* _Task directions_:
Word for word, print each line of the listing below; pictures stay out.

* _Records supplied_:
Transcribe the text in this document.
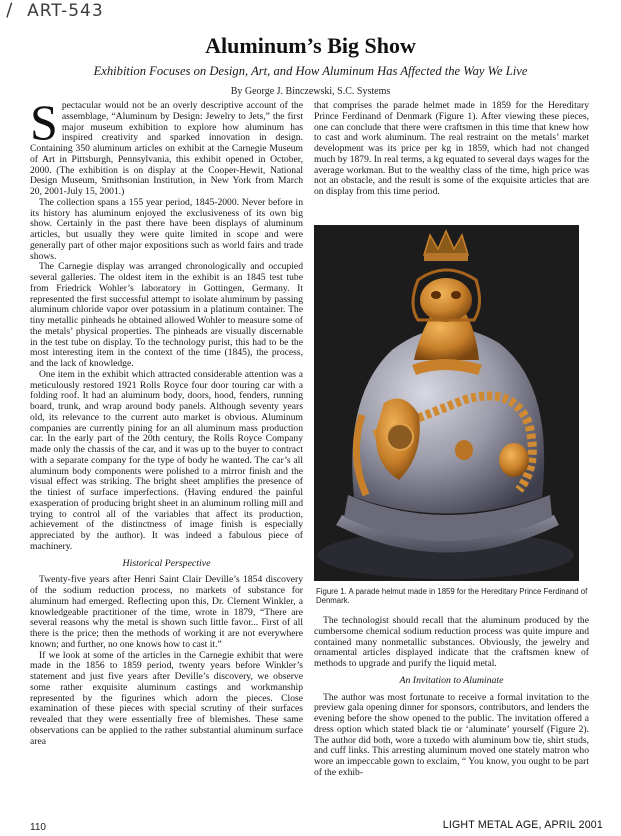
\ ART-543
Aluminum’s Big Show
Exhibition Focuses on Design, Art, and How Aluminum Has Affected the Way We Live
By George J. Binczewski, S.C. Systems

Spectacular would not be an overly descriptive account of the assemblage, “Aluminum by Design: Jewelry to Jets,” the first major museum exhibition to explore how aluminum has inspired creativity and sparked innovation in design. Containing 350 aluminum articles on exhibit at the Carnegie Museum of Art in Pittsburgh, Pennsylvania, this exhibit opened in October, 2000. (The exhibition is on display at the Cooper-Hewit, National Design Museum, Smithsonian Institution, in New York from March 20, 2001-July 15, 2001.)

The collection spans a 155 year period, 1845-2000. Never before in its history has aluminum enjoyed the exclusiveness of its own big show. Certainly in the past there have been displays of aluminum articles, but usually they were quite limited in scope and were generally part of other major expositions such as world fairs and trade shows.

The Carnegie display was arranged chronologically and occupied several galleries. The oldest item in the exhibit is an 1845 test tube from Friedrick Wohler’s laboratory in Gottingen, Germany. It represented the first successful attempt to isolate aluminum by passing aluminum chloride vapor over potassium in a platinum container. The tiny metallic pinheads he obtained allowed Wohler to measure some of the metals’ physical properties. The pinheads are visually discernable in the test tube on display. To the technology purist, this had to be the most interesting item in the context of the time (1845), the process, and the lack of knowledge.

One item in the exhibit which attracted considerable attention was a meticulously restored 1921 Rolls Royce four door touring car with a folding roof. It had an aluminum body, doors, hood, fenders, running board, trunk, and wrap around body panels. Although seventy years old, its relevance to the current auto market is obvious. Aluminum companies are currently pining for an all aluminum mass production car. In the early part of the 20th century, the Rolls Royce Company made only the chassis of the car, and it was up to the buyer to contract with a separate company for the type of body he wanted. The car’s all aluminum body components were polished to a mirror finish and the visual effect was striking. The bright sheet amplifies the presence of the tiniest of surface imperfections. (Having endured the painful exasperation of producing bright sheet in an aluminum rolling mill and trying to control all of the variables that affect its production, achievement of the distinctness of image finish is especially appreciated by the author). It was indeed a fabulous piece of machinery.

Historical Perspective

Twenty-five years after Henri Saint Clair Deville’s 1854 discovery of the sodium reduction process, no markets of substance for aluminum had emerged. Reflecting upon this, Dr. Clement Winkler, a knowledgeable practitioner of the time, wrote in 1879, “There are several reasons why the metal is shown such little favor... First of all there is the price; then the methods of working it are not everywhere known; and further, no one knows how to cast it.”

If we look at some of the articles in the Carnegie exhibit that were made in the 1856 to 1859 period, twenty years before Winkler’s statement and just five years after Deville’s discovery, we observe some rather exquisite aluminum castings and workmanship represented by the figurines which adorn the pieces. Close examination of these pieces with special scrutiny of their surfaces revealed that they were essentially free of blemishes. These same observations can be applied to the rather substantial aluminum surface area

that comprises the parade helmet made in 1859 for the Hereditary Prince Ferdinand of Denmark (Figure 1). After viewing these pieces, one can conclude that there were craftsmen in this time that knew how to cast and work aluminum. The real restraint on the metals’ market development was its price per kg in 1859, which had not changed much by 1879. In real terms, a kg equated to several days wages for the average workman. But to the wealthy class of the time, high price was not an obstacle, and the result is some of the exquisite articles that are on display from this time period.

Figure 1. A parade helmut made in 1859 for the Hereditary Prince Ferdinand of Denmark.

The technologist should recall that the aluminum produced by the cumbersome chemical sodium reduction process was quite impure and contained many nonmetallic substances. Obviously, the jewelry and ornamental articles displayed indicate that the craftsmen knew of methods to upgrade and purify the liquid metal.

An Invitation to Aluminate

The author was most fortunate to receive a formal invitation to the preview gala opening dinner for sponsors, contributors, and lenders the evening before the show opened to the public. The invitation offered a dress option which stated black tie or ‘aluminate’ yourself (Figure 2). The author did both, wore a tuxedo with aluminum bow tie, shirt studs, and cuff links. This arresting aluminum moved one stately matron who wore an impeccable gown to exclaim, “ You know, you ought to be part of the exhib-

110	LIGHT METAL AGE, APRIL 2001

* _Final result_:
Transcribe the text in this document.
\ ART-543
Aluminum’s Big Show
Exhibition Focuses on Design, Art, and How Aluminum Has Affected the Way We Live
By George J. Binczewski, S.C. Systems

Spectacular would not be an overly descriptive account of the assemblage, “Aluminum by Design: Jewelry to Jets,” the first major museum exhibition to explore how aluminum has inspired creativity and sparked innovation in design. Containing 350 aluminum articles on exhibit at the Carnegie Museum of Art in Pittsburgh, Pennsylvania, this exhibit opened in October, 2000. (The exhibition is on display at the Cooper-Hewit, National Design Museum, Smithsonian Institution, in New York from March 20, 2001-July 15, 2001.)

The collection spans a 155 year period, 1845-2000. Never before in its history has aluminum enjoyed the exclusiveness of its own big show. Certainly in the past there have been displays of aluminum articles, but usually they were quite limited in scope and were generally part of other major expositions such as world fairs and trade shows.

The Carnegie display was arranged chronologically and occupied several galleries. The oldest item in the exhibit is an 1845 test tube from Friedrick Wohler’s laboratory in Gottingen, Germany. It represented the first successful attempt to isolate aluminum by passing aluminum chloride vapor over potassium in a platinum container. The tiny metallic pinheads he obtained allowed Wohler to measure some of the metals’ physical properties. The pinheads are visually discernable in the test tube on display. To the technology purist, this had to be the most interesting item in the context of the time (1845), the process, and the lack of knowledge.

One item in the exhibit which attracted considerable attention was a meticulously restored 1921 Rolls Royce four door touring car with a folding roof. It had an aluminum body, doors, hood, fenders, running board, trunk, and wrap around body panels. Although seventy years old, its relevance to the current auto market is obvious. Aluminum companies are currently pining for an all aluminum mass production car. In the early part of the 20th century, the Rolls Royce Company made only the chassis of the car, and it was up to the buyer to contract with a separate company for the type of body he wanted. The car’s all aluminum body components were polished to a mirror finish and the visual effect was striking. The bright sheet amplifies the presence of the tiniest of surface imperfections. (Having endured the painful exasperation of producing bright sheet in an aluminum rolling mill and trying to control all of the variables that affect its production, achievement of the distinctness of image finish is especially appreciated by the author). It was indeed a fabulous piece of machinery.

Historical Perspective

Twenty-five years after Henri Saint Clair Deville’s 1854 discovery of the sodium reduction process, no markets of substance for aluminum had emerged. Reflecting upon this, Dr. Clement Winkler, a knowledgeable practitioner of the time, wrote in 1879, “There are several reasons why the metal is shown such little favor... First of all there is the price; then the methods of working it are not everywhere known; and further, no one knows how to cast it.”

If we look at some of the articles in the Carnegie exhibit that were made in the 1856 to 1859 period, twenty years before Winkler’s statement and just five years after Deville’s discovery, we observe some rather exquisite aluminum castings and workmanship represented by the figurines which adorn the pieces. Close examination of these pieces with special scrutiny of their surfaces revealed that they were essentially free of blemishes. These same observations can be applied to the rather substantial aluminum surface area

that comprises the parade helmet made in 1859 for the Hereditary Prince Ferdinand of Denmark (Figure 1). After viewing these pieces, one can conclude that there were craftsmen in this time that knew how to cast and work aluminum. The real restraint on the metals’ market development was its price per kg in 1859, which had not changed much by 1879. In real terms, a kg equated to several days wages for the average workman. But to the wealthy class of the time, high price was not an obstacle, and the result is some of the exquisite articles that are on display from this time period.

Figure 1. A parade helmut made in 1859 for the Hereditary Prince Ferdinand of Denmark.

The technologist should recall that the aluminum produced by the cumbersome chemical sodium reduction process was quite impure and contained many nonmetallic substances. Obviously, the jewelry and ornamental articles displayed indicate that the craftsmen knew of methods to upgrade and purify the liquid metal.

An Invitation to Aluminate

The author was most fortunate to receive a formal invitation to the preview gala opening dinner for sponsors, contributors, and lenders the evening before the show opened to the public. The invitation offered a dress option which stated black tie or ‘aluminate’ yourself (Figure 2). The author did both, wore a tuxedo with aluminum bow tie, shirt studs, and cuff links. This arresting aluminum moved one stately matron who wore an impeccable gown to exclaim, “ You know, you ought to be part of the exhib-

110	LIGHT METAL AGE, APRIL 2001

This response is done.